# Task
Reproduce every record exactly as it appears, but not the pictures.

[Rows from a figure dataset]
* * *
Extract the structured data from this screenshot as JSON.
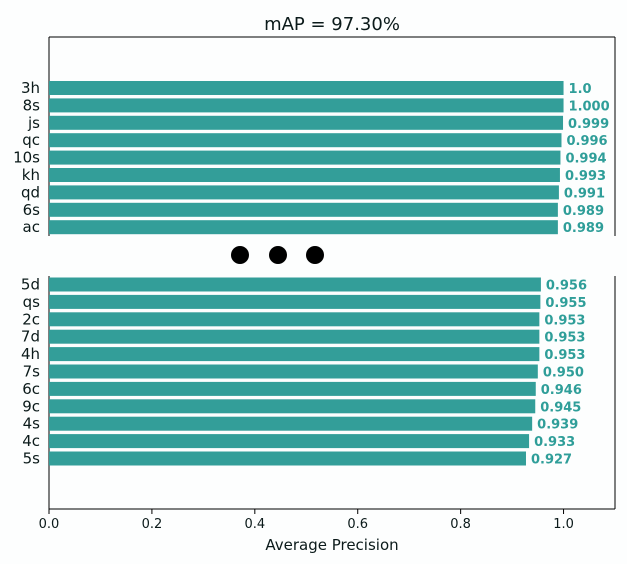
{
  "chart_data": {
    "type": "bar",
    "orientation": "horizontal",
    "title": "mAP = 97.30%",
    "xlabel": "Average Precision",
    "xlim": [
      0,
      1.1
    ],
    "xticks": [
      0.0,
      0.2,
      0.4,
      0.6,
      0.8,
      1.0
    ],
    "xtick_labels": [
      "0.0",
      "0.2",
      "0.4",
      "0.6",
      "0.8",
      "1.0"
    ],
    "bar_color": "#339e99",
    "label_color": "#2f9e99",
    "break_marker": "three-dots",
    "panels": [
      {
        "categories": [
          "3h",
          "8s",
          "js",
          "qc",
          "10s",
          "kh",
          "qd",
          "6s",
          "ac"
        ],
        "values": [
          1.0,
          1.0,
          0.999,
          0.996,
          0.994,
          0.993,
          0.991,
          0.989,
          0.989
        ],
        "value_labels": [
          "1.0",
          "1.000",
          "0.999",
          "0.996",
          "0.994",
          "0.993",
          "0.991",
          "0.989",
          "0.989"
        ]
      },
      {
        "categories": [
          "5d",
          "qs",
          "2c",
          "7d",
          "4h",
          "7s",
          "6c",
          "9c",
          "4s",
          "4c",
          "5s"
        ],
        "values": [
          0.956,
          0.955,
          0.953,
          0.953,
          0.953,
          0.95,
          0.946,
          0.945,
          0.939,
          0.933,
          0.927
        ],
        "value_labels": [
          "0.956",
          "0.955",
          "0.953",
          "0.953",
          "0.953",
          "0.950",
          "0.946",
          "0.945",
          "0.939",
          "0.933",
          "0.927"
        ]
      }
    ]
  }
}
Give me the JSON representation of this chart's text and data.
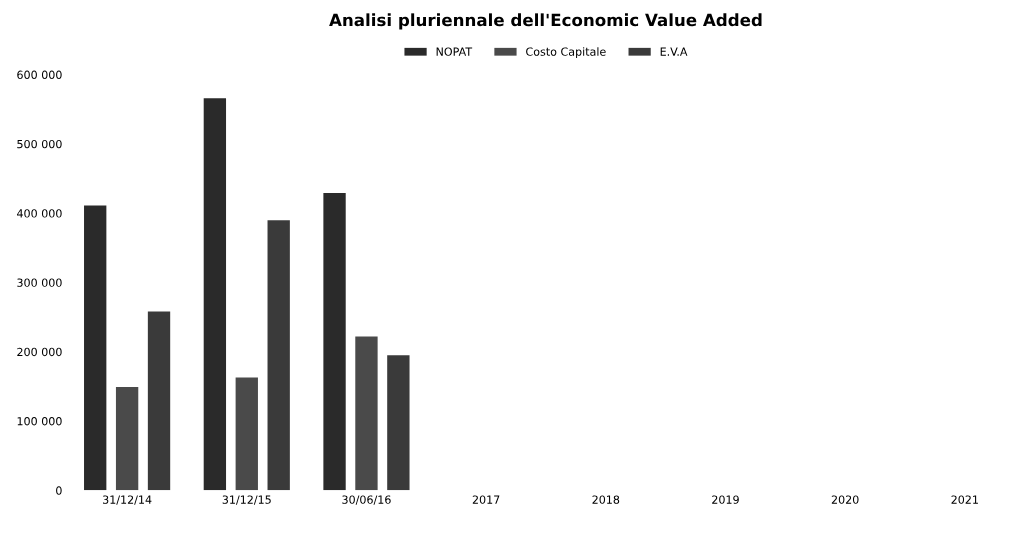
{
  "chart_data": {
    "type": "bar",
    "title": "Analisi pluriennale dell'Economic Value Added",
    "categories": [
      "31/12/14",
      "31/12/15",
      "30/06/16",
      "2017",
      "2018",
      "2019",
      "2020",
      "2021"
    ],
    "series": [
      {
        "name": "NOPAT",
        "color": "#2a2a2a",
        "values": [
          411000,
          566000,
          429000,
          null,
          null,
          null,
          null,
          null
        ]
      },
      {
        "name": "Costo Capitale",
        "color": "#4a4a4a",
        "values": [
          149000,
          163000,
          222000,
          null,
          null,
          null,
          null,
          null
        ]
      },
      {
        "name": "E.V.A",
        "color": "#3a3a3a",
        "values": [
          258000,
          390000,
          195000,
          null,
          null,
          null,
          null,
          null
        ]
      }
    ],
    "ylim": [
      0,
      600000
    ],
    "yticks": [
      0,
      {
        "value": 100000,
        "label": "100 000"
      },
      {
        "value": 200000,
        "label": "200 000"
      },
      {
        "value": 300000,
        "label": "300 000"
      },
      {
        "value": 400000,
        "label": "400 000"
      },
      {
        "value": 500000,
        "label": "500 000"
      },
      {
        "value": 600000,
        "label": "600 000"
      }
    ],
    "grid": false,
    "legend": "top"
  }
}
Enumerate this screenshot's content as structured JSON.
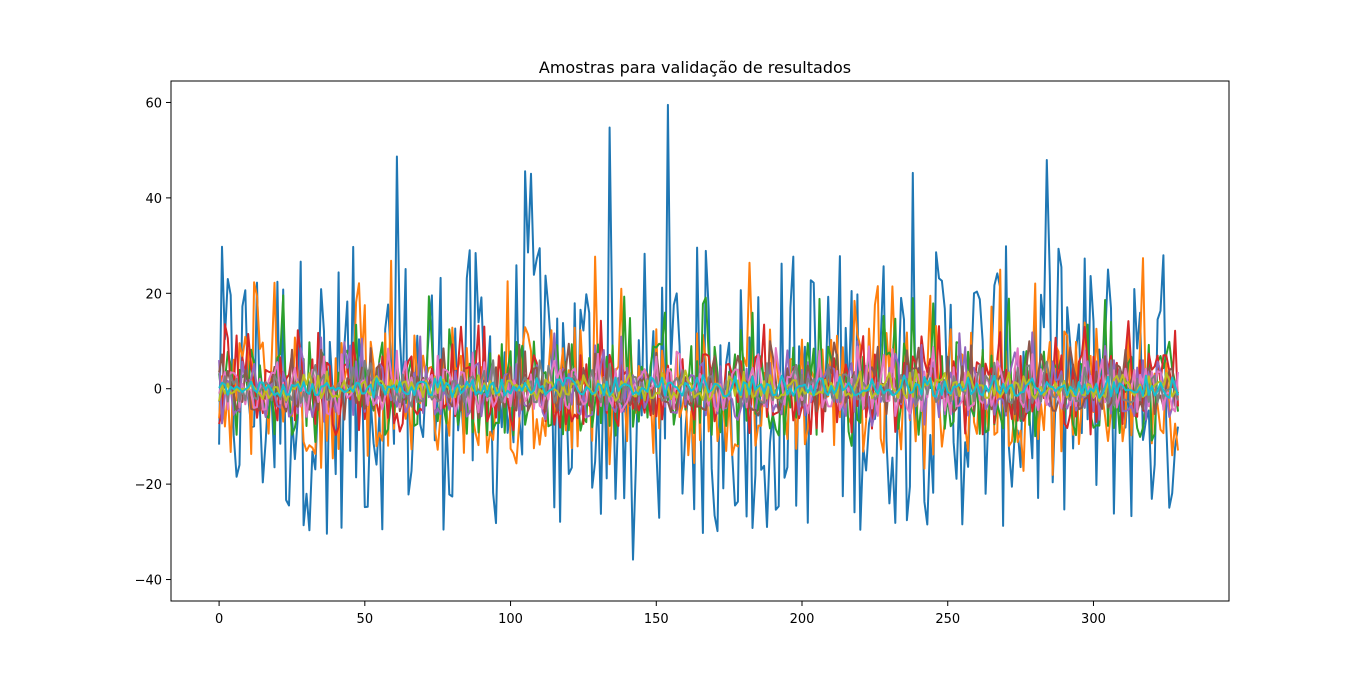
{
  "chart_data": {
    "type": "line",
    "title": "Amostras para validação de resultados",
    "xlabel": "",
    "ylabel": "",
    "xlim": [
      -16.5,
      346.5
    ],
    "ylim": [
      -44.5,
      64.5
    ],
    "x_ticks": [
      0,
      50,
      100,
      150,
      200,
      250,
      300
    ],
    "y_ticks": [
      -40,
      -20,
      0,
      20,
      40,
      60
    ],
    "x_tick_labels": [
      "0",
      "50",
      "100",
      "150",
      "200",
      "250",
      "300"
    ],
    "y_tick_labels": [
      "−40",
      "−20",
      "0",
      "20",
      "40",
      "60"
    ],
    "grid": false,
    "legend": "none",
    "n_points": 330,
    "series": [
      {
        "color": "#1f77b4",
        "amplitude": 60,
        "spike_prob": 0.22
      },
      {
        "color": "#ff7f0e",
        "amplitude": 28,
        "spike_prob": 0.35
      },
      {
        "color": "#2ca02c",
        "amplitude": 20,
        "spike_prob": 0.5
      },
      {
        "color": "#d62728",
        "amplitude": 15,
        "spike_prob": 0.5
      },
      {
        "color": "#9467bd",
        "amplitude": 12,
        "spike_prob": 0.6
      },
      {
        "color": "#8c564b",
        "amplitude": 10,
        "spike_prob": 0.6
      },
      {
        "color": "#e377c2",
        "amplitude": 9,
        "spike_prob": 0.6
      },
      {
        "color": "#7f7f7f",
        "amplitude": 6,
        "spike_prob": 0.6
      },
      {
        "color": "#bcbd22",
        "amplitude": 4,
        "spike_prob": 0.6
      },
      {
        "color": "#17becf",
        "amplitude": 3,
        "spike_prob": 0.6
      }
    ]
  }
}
* * *
# Completed exercise
Extract the structured data from this screenshot as JSON.
{
  "chart_data": {
    "type": "bar",
    "orientation": "horizontal",
    "title": "mAP = 97.30%",
    "xlabel": "Average Precision",
    "xlim": [
      0,
      1.1
    ],
    "xticks": [
      0.0,
      0.2,
      0.4,
      0.6,
      0.8,
      1.0
    ],
    "xtick_labels": [
      "0.0",
      "0.2",
      "0.4",
      "0.6",
      "0.8",
      "1.0"
    ],
    "bar_color": "#339e99",
    "label_color": "#2f9e99",
    "break_marker": "three-dots",
    "panels": [
      {
        "categories": [
          "3h",
          "8s",
          "js",
          "qc",
          "10s",
          "kh",
          "qd",
          "6s",
          "ac"
        ],
        "values": [
          1.0,
          1.0,
          0.999,
          0.996,
          0.994,
          0.993,
          0.991,
          0.989,
          0.989
        ],
        "value_labels": [
          "1.0",
          "1.000",
          "0.999",
          "0.996",
          "0.994",
          "0.993",
          "0.991",
          "0.989",
          "0.989"
        ]
      },
      {
        "categories": [
          "5d",
          "qs",
          "2c",
          "7d",
          "4h",
          "7s",
          "6c",
          "9c",
          "4s",
          "4c",
          "5s"
        ],
        "values": [
          0.956,
          0.955,
          0.953,
          0.953,
          0.953,
          0.95,
          0.946,
          0.945,
          0.939,
          0.933,
          0.927
        ],
        "value_labels": [
          "0.956",
          "0.955",
          "0.953",
          "0.953",
          "0.953",
          "0.950",
          "0.946",
          "0.945",
          "0.939",
          "0.933",
          "0.927"
        ]
      }
    ]
  }
}
Give me the JSON representation of this chart's text and data.
{
  "chart_data": {
    "type": "bar",
    "title": "Analisi pluriennale dell'Economic Value Added",
    "categories": [
      "31/12/14",
      "31/12/15",
      "30/06/16",
      "2017",
      "2018",
      "2019",
      "2020",
      "2021"
    ],
    "series": [
      {
        "name": "NOPAT",
        "color": "#2a2a2a",
        "values": [
          411000,
          566000,
          429000,
          null,
          null,
          null,
          null,
          null
        ]
      },
      {
        "name": "Costo Capitale",
        "color": "#4a4a4a",
        "values": [
          149000,
          163000,
          222000,
          null,
          null,
          null,
          null,
          null
        ]
      },
      {
        "name": "E.V.A",
        "color": "#3a3a3a",
        "values": [
          258000,
          390000,
          195000,
          null,
          null,
          null,
          null,
          null
        ]
      }
    ],
    "ylim": [
      0,
      600000
    ],
    "yticks": [
      0,
      {
        "value": 100000,
        "label": "100 000"
      },
      {
        "value": 200000,
        "label": "200 000"
      },
      {
        "value": 300000,
        "label": "300 000"
      },
      {
        "value": 400000,
        "label": "400 000"
      },
      {
        "value": 500000,
        "label": "500 000"
      },
      {
        "value": 600000,
        "label": "600 000"
      }
    ],
    "grid": false,
    "legend": "top"
  }
}
Enumerate this screenshot's content as structured JSON.
{
  "chart_data": {
    "type": "line",
    "title": "Amostras para validação de resultados",
    "xlabel": "",
    "ylabel": "",
    "xlim": [
      -16.5,
      346.5
    ],
    "ylim": [
      -44.5,
      64.5
    ],
    "x_ticks": [
      0,
      50,
      100,
      150,
      200,
      250,
      300
    ],
    "y_ticks": [
      -40,
      -20,
      0,
      20,
      40,
      60
    ],
    "x_tick_labels": [
      "0",
      "50",
      "100",
      "150",
      "200",
      "250",
      "300"
    ],
    "y_tick_labels": [
      "−40",
      "−20",
      "0",
      "20",
      "40",
      "60"
    ],
    "grid": false,
    "legend": "none",
    "n_points": 330,
    "series": [
      {
        "color": "#1f77b4",
        "amplitude": 60,
        "spike_prob": 0.22
      },
      {
        "color": "#ff7f0e",
        "amplitude": 28,
        "spike_prob": 0.35
      },
      {
        "color": "#2ca02c",
        "amplitude": 20,
        "spike_prob": 0.5
      },
      {
        "color": "#d62728",
        "amplitude": 15,
        "spike_prob": 0.5
      },
      {
        "color": "#9467bd",
        "amplitude": 12,
        "spike_prob": 0.6
      },
      {
        "color": "#8c564b",
        "amplitude": 10,
        "spike_prob": 0.6
      },
      {
        "color": "#e377c2",
        "amplitude": 9,
        "spike_prob": 0.6
      },
      {
        "color": "#7f7f7f",
        "amplitude": 6,
        "spike_prob": 0.6
      },
      {
        "color": "#bcbd22",
        "amplitude": 4,
        "spike_prob": 0.6
      },
      {
        "color": "#17becf",
        "amplitude": 3,
        "spike_prob": 0.6
      }
    ]
  }
}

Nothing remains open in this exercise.